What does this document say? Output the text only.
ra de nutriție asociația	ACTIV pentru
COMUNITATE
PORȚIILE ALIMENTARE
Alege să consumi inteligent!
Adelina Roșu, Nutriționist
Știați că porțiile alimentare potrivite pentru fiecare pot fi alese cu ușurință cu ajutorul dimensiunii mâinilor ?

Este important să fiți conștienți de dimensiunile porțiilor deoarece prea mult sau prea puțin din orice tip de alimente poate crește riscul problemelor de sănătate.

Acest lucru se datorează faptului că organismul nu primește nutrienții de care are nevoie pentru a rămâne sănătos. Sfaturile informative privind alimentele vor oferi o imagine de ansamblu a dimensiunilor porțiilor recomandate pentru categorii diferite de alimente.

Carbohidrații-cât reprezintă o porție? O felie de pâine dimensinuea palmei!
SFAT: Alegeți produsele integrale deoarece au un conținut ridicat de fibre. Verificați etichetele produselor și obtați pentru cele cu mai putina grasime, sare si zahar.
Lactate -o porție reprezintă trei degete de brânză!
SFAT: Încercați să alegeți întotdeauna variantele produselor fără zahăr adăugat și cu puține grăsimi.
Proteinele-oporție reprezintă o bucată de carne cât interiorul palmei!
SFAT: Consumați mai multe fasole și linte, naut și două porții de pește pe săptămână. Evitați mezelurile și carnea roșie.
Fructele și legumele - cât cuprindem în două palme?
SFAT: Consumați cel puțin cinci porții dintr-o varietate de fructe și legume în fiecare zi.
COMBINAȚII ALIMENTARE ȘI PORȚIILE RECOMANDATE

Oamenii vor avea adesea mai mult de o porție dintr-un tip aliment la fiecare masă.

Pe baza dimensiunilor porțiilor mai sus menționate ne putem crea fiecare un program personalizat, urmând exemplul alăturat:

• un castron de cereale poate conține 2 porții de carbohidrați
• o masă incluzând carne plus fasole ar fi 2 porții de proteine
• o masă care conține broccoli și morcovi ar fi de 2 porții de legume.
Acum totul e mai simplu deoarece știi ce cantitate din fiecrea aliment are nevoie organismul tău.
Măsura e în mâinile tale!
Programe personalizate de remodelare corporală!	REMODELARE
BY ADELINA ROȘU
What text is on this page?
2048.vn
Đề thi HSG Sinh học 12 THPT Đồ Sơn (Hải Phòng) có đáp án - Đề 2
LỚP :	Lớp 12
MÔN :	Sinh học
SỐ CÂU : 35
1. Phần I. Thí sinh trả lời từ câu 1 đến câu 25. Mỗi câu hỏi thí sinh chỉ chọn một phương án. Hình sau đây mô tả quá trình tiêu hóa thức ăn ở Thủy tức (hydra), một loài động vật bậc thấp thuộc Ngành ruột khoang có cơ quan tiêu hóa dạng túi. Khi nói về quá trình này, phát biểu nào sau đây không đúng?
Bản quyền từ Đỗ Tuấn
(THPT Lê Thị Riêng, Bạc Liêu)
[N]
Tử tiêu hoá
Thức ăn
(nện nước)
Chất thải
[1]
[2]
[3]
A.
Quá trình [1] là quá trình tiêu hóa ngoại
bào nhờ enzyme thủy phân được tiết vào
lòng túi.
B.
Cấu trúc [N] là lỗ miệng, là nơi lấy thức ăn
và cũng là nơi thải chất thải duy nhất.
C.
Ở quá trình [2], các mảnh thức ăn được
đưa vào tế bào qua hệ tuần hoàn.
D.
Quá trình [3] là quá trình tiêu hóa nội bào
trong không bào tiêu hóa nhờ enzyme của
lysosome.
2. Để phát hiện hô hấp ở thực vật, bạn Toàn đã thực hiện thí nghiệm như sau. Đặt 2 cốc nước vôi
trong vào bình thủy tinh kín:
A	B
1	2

........

PROMPT.
Faithfully copy every entry, leaving nothing out.

WRITTEN SOLUTION.
What does this document say? Output the text only.
ra de nutriție asociația	ACTIV pentru
COMUNITATE
PORȚIILE ALIMENTARE
Alege să consumi inteligent!
Adelina Roșu, Nutriționist
Știați că porțiile alimentare potrivite pentru fiecare pot fi alese cu ușurință cu ajutorul dimensiunii mâinilor ?

Este important să fiți conștienți de dimensiunile porțiilor deoarece prea mult sau prea puțin din orice tip de alimente poate crește riscul problemelor de sănătate.

Acest lucru se datorează faptului că organismul nu primește nutrienții de care are nevoie pentru a rămâne sănătos. Sfaturile informative privind alimentele vor oferi o imagine de ansamblu a dimensiunilor porțiilor recomandate pentru categorii diferite de alimente.

Carbohidrații-cât reprezintă o porție? O felie de pâine dimensinuea palmei!
SFAT: Alegeți produsele integrale deoarece au un conținut ridicat de fibre. Verificați etichetele produselor și obtați pentru cele cu mai putina grasime, sare si zahar.
Lactate -o porție reprezintă trei degete de brânză!
SFAT: Încercați să alegeți întotdeauna variantele produselor fără zahăr adăugat și cu puține grăsimi.
Proteinele-oporție reprezintă o bucată de carne cât interiorul palmei!
SFAT: Consumați mai multe fasole și linte, naut și două porții de pește pe săptămână. Evitați mezelurile și carnea roșie.
Fructele și legumele - cât cuprindem în două palme?
SFAT: Consumați cel puțin cinci porții dintr-o varietate de fructe și legume în fiecare zi.
COMBINAȚII ALIMENTARE ȘI PORȚIILE RECOMANDATE

Oamenii vor avea adesea mai mult de o porție dintr-un tip aliment la fiecare masă.

Pe baza dimensiunilor porțiilor mai sus menționate ne putem crea fiecare un program personalizat, urmând exemplul alăturat:

• un castron de cereale poate conține 2 porții de carbohidrați
• o masă incluzând carne plus fasole ar fi 2 porții de proteine
• o masă care conține broccoli și morcovi ar fi de 2 porții de legume.
Acum totul e mai simplu deoarece știi ce cantitate din fiecrea aliment are nevoie organismul tău.
Măsura e în mâinile tale!
Programe personalizate de remodelare corporală!	REMODELARE
BY ADELINA ROȘU
What text is on this page?
2048.vn
Đề thi HSG Sinh học 12 THPT Đồ Sơn (Hải Phòng) có đáp án - Đề 2
LỚP :	Lớp 12
MÔN :	Sinh học
SỐ CÂU : 35
1. Phần I. Thí sinh trả lời từ câu 1 đến câu 25. Mỗi câu hỏi thí sinh chỉ chọn một phương án. Hình sau đây mô tả quá trình tiêu hóa thức ăn ở Thủy tức (hydra), một loài động vật bậc thấp thuộc Ngành ruột khoang có cơ quan tiêu hóa dạng túi. Khi nói về quá trình này, phát biểu nào sau đây không đúng?
Bản quyền từ Đỗ Tuấn
(THPT Lê Thị Riêng, Bạc Liêu)
[N]
Tử tiêu hoá
Thức ăn
(nện nước)
Chất thải
[1]
[2]
[3]
A.
Quá trình [1] là quá trình tiêu hóa ngoại
bào nhờ enzyme thủy phân được tiết vào
lòng túi.
B.
Cấu trúc [N] là lỗ miệng, là nơi lấy thức ăn
và cũng là nơi thải chất thải duy nhất.
C.
Ở quá trình [2], các mảnh thức ăn được
đưa vào tế bào qua hệ tuần hoàn.
D.
Quá trình [3] là quá trình tiêu hóa nội bào
trong không bào tiêu hóa nhờ enzyme của
lysosome.
2. Để phát hiện hô hấp ở thực vật, bạn Toàn đã thực hiện thí nghiệm như sau. Đặt 2 cốc nước vôi
trong vào bình thủy tinh kín:
A	B
1	2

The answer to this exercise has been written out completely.